In the listing that follows, count each line where the word "JSON" appears; write nothing but the count.

┌──

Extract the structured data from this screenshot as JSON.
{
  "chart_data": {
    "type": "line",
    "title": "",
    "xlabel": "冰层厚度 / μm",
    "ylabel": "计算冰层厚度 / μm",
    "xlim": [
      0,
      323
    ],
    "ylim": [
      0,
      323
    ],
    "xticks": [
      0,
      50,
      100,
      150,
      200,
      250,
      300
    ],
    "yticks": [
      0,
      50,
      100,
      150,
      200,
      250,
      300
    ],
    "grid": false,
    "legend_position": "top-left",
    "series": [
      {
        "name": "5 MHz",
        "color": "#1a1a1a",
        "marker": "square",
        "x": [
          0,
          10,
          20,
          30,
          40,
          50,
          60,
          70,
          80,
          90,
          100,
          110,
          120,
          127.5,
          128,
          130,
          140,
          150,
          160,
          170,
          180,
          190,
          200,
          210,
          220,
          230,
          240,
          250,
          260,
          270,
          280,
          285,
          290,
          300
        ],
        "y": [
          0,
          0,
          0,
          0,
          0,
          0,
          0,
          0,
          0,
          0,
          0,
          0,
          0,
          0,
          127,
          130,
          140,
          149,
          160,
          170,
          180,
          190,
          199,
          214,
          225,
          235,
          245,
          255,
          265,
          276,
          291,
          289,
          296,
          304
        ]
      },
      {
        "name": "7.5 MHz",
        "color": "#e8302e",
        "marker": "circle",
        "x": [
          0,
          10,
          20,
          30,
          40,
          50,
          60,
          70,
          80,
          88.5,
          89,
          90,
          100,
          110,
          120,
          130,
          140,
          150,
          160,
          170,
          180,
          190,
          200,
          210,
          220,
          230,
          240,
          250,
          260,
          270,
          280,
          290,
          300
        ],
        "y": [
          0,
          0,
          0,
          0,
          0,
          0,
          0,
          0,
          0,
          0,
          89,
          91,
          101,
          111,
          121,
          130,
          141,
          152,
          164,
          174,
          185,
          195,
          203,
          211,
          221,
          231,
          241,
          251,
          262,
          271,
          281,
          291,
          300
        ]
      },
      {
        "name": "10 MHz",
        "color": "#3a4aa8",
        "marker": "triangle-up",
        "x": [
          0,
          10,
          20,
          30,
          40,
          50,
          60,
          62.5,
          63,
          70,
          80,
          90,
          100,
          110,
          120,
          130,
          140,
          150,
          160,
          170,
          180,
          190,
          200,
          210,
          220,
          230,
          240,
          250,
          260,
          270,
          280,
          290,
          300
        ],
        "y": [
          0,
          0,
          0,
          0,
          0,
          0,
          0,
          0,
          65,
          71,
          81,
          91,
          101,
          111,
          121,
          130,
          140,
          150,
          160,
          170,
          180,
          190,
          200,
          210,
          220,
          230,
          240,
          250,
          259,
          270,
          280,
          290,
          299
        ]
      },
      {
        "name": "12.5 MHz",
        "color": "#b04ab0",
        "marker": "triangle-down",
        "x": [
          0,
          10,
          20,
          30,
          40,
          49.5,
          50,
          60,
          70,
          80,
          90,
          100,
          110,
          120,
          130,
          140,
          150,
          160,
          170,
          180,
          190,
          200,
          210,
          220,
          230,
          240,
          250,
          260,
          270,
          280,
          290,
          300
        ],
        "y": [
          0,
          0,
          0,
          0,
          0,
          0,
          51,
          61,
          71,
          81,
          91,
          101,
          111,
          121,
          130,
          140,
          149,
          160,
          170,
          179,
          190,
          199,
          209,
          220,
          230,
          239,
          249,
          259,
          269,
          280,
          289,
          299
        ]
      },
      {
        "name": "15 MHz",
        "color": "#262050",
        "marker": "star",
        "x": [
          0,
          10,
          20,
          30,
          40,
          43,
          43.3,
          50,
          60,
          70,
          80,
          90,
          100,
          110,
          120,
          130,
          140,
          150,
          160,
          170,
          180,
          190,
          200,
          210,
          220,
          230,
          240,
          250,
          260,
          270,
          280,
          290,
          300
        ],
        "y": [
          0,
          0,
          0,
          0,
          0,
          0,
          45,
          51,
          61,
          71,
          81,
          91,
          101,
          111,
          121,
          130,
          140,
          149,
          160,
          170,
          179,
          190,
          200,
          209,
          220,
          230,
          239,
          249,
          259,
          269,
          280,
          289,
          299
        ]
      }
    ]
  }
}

└──
┌──

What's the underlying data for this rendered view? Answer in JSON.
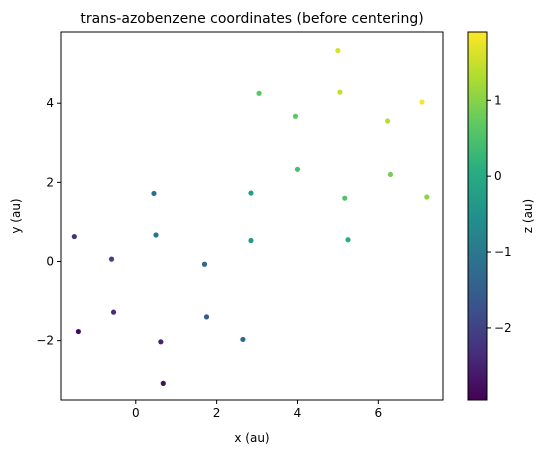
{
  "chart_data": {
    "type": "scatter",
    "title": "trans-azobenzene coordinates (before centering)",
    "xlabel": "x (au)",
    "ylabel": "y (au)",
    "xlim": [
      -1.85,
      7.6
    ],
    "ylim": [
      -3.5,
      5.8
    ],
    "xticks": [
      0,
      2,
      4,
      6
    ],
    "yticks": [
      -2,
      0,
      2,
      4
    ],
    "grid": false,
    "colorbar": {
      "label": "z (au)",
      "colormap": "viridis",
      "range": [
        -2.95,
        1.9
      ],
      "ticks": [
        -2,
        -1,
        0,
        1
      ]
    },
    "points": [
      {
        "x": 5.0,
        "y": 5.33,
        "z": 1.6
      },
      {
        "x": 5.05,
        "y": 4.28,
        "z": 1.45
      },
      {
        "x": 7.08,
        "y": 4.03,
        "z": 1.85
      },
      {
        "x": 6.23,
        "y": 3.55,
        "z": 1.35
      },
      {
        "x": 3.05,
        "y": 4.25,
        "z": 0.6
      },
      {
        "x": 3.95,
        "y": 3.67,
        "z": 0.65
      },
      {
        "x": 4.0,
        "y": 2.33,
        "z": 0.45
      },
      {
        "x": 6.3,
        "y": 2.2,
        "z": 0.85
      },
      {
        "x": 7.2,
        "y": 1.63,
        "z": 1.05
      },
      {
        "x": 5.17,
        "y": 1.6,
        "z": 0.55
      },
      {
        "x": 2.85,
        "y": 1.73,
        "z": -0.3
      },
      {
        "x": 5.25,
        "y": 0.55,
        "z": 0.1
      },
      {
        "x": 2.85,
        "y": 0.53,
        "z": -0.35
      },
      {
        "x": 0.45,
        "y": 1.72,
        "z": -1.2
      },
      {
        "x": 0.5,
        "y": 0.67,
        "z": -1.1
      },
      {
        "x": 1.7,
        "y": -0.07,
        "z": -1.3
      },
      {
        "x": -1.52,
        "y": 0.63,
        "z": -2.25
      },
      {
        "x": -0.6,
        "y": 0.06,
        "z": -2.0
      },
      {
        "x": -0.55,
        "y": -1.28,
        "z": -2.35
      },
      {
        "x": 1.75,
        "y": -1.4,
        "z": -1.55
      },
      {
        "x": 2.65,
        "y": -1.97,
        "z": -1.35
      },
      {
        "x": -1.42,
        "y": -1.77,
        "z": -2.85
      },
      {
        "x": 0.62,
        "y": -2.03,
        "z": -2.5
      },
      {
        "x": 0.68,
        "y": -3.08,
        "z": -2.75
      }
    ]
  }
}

└──
┌──

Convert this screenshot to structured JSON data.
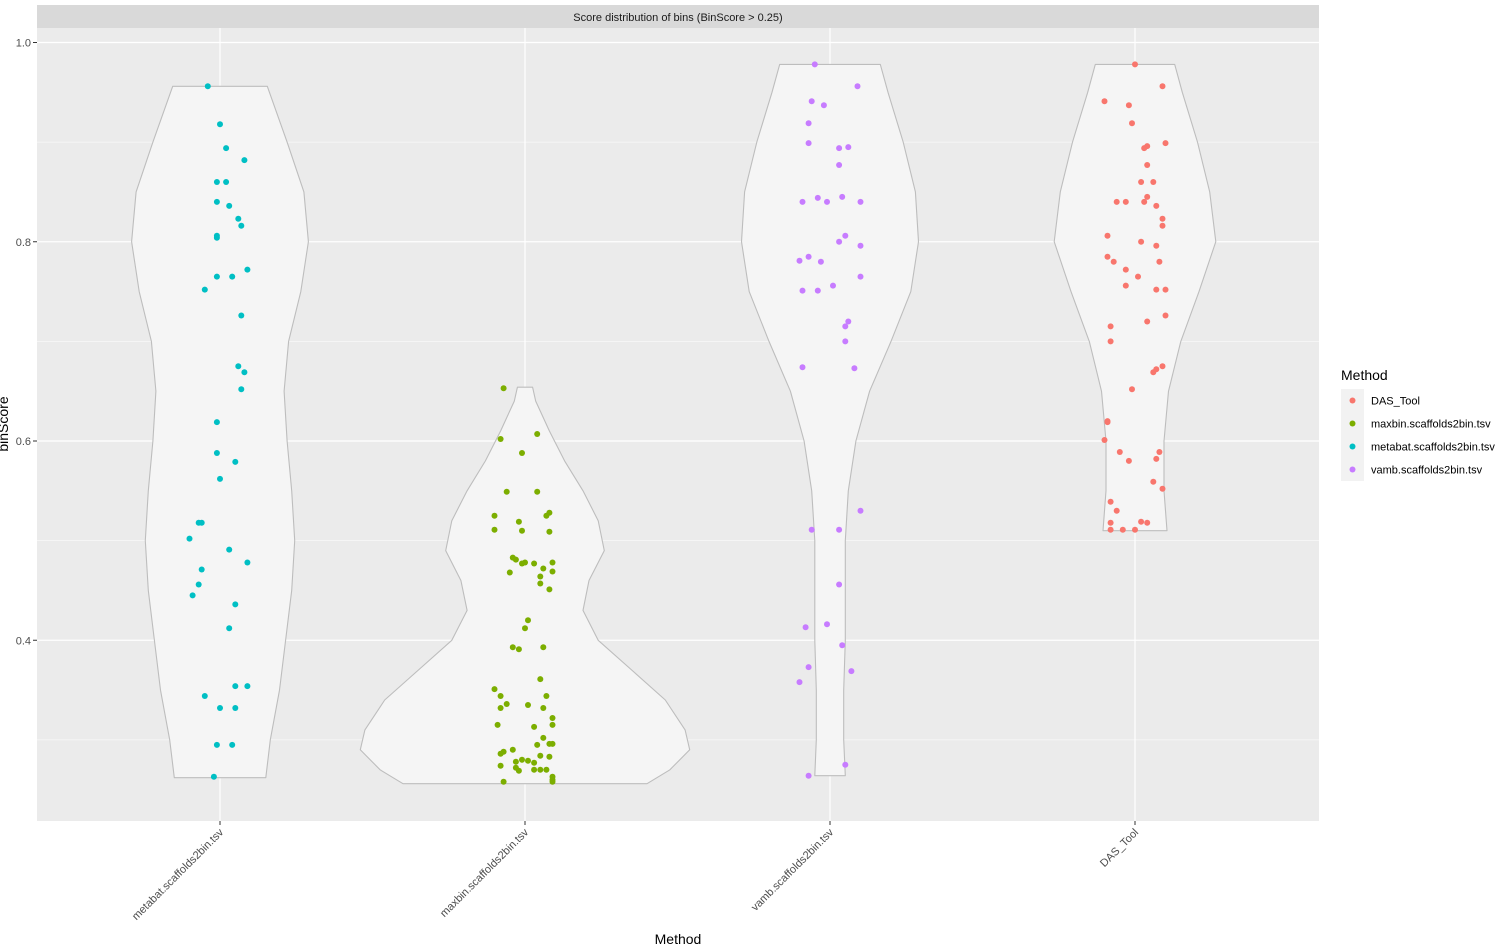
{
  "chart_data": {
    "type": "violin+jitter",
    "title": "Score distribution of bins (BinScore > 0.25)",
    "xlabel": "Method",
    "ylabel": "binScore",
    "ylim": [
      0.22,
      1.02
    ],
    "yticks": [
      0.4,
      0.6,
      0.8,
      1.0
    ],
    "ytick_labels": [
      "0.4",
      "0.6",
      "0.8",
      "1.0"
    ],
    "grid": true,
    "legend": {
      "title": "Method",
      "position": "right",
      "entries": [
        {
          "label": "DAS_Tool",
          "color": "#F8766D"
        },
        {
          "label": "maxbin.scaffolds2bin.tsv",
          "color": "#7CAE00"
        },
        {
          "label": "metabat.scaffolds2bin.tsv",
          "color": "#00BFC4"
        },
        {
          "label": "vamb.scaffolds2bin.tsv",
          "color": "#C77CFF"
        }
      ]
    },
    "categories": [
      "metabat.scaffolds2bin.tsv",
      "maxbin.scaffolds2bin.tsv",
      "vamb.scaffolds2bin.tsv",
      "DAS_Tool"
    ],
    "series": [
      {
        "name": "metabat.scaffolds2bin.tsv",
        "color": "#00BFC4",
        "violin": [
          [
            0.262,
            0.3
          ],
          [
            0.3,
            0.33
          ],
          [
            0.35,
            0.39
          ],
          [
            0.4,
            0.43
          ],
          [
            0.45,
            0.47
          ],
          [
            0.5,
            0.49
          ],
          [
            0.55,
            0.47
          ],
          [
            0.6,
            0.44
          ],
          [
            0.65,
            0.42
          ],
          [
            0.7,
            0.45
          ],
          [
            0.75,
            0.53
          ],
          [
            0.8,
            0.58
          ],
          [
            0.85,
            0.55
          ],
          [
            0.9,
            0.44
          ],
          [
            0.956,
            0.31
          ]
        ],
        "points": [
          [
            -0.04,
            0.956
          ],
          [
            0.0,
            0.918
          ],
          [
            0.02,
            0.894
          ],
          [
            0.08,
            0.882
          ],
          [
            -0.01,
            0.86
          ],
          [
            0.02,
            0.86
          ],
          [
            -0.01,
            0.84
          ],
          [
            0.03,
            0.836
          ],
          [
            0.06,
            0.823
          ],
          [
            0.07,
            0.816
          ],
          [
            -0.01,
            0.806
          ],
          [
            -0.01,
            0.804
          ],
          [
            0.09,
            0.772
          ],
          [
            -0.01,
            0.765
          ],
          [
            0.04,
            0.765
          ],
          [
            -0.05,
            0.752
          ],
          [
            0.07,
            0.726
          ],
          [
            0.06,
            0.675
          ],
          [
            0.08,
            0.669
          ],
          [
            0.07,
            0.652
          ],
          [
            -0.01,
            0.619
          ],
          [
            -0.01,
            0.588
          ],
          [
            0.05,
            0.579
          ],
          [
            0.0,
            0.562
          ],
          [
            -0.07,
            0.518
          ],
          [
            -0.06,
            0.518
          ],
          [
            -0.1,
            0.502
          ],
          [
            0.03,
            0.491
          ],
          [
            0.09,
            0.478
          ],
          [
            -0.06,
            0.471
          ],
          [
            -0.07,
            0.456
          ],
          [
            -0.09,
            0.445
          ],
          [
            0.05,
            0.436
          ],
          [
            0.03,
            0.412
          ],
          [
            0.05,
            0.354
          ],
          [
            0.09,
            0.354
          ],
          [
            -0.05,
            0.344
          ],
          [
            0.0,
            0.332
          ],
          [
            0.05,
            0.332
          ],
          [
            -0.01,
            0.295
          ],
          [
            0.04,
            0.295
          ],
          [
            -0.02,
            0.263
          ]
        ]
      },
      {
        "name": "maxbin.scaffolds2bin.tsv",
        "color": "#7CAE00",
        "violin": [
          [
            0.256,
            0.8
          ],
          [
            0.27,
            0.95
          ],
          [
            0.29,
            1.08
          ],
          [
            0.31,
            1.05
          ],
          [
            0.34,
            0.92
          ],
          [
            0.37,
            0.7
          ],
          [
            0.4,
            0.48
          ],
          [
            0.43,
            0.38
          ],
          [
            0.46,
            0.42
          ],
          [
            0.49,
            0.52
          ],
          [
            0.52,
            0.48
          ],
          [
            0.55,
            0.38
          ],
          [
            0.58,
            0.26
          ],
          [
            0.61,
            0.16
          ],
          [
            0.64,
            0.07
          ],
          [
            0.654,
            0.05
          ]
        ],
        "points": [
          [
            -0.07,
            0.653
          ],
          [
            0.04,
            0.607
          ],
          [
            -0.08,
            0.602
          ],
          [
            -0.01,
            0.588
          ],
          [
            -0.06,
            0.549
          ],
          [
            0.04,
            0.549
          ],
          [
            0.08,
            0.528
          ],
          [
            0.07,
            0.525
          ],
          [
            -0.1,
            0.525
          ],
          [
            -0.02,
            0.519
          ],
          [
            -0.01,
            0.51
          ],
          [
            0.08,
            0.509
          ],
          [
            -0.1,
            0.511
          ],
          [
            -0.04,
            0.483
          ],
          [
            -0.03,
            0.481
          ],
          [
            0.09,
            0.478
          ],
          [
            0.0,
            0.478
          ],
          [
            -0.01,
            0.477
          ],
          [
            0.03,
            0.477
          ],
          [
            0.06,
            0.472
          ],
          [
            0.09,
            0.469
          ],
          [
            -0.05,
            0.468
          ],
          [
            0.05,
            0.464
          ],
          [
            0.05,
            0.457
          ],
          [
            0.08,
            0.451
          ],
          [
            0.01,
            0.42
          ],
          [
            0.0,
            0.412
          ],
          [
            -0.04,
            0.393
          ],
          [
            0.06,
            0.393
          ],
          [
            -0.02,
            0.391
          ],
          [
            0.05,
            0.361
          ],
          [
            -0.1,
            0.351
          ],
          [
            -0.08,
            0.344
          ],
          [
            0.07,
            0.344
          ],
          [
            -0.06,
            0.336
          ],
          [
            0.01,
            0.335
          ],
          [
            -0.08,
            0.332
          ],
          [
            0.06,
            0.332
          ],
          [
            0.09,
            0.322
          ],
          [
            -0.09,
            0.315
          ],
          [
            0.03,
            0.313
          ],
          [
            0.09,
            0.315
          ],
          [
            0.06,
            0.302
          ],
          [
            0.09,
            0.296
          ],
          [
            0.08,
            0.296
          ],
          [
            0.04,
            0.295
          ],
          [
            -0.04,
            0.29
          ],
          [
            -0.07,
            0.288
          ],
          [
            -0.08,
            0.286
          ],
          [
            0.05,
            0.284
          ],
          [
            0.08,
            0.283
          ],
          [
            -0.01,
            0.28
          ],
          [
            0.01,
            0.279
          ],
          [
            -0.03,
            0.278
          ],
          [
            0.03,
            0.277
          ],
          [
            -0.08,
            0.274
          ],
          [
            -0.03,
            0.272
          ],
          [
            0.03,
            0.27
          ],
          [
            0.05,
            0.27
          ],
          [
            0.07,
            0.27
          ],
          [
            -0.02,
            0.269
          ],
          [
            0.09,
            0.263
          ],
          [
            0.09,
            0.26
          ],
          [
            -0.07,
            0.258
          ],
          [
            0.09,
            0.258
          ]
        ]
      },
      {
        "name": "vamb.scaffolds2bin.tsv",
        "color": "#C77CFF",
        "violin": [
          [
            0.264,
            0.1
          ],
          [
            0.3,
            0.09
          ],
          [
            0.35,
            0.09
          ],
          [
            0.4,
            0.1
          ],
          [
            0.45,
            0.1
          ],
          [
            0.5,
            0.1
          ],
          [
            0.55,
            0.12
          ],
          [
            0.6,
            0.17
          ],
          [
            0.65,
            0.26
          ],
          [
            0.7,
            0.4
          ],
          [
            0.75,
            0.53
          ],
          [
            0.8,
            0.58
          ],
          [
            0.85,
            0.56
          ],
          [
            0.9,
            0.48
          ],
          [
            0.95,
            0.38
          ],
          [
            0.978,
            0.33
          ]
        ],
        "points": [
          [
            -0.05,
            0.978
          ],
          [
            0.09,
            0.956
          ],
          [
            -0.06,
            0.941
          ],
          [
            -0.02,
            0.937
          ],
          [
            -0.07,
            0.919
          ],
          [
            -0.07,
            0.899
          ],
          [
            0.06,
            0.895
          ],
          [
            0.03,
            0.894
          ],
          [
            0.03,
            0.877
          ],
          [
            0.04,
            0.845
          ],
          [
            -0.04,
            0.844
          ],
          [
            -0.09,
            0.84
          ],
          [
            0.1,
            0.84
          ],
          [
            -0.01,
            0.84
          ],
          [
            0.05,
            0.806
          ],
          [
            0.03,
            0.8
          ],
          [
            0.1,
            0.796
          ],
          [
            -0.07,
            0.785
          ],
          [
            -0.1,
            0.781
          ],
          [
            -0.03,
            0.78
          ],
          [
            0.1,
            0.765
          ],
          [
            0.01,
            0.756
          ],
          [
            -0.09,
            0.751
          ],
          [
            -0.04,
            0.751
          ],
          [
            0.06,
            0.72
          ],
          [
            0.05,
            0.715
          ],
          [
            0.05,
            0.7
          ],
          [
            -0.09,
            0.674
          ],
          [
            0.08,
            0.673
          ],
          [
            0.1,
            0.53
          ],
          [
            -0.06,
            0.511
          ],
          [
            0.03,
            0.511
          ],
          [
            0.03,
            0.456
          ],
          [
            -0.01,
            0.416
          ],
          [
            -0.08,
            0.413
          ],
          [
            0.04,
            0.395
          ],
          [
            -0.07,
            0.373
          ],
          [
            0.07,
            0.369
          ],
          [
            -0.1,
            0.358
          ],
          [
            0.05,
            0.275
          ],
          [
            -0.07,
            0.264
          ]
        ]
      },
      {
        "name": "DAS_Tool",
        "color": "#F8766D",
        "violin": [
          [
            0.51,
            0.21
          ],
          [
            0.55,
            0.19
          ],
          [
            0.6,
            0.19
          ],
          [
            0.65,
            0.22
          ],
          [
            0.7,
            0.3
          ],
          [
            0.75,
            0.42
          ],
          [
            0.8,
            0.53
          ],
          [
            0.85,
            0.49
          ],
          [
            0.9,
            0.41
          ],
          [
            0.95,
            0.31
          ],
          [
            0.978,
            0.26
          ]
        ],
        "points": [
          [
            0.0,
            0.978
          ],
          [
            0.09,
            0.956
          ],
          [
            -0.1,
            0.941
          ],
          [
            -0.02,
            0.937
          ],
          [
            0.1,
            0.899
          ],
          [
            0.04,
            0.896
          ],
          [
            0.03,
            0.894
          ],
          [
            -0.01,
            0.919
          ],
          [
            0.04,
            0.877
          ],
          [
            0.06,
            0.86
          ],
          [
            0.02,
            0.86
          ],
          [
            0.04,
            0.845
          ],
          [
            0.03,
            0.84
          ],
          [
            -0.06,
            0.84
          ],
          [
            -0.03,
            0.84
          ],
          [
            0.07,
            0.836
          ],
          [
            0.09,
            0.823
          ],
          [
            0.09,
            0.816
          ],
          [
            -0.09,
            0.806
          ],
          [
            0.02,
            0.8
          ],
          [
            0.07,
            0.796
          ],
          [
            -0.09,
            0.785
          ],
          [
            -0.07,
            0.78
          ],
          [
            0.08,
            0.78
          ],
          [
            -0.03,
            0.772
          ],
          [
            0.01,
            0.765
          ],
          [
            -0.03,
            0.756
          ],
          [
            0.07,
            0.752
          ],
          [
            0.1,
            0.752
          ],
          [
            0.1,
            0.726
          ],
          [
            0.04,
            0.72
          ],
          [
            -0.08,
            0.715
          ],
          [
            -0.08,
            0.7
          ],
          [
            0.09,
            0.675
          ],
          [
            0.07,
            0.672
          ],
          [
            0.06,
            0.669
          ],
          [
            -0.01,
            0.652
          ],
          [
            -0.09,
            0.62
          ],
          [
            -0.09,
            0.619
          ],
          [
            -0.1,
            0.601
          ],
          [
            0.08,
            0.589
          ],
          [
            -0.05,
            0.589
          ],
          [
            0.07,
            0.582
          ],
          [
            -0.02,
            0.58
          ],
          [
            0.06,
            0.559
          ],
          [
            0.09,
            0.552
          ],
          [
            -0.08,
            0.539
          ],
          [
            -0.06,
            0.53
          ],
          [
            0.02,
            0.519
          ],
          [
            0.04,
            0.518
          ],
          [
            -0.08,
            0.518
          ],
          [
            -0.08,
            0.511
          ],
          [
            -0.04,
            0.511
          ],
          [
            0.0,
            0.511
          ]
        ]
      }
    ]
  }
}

└──

Written answer :: 3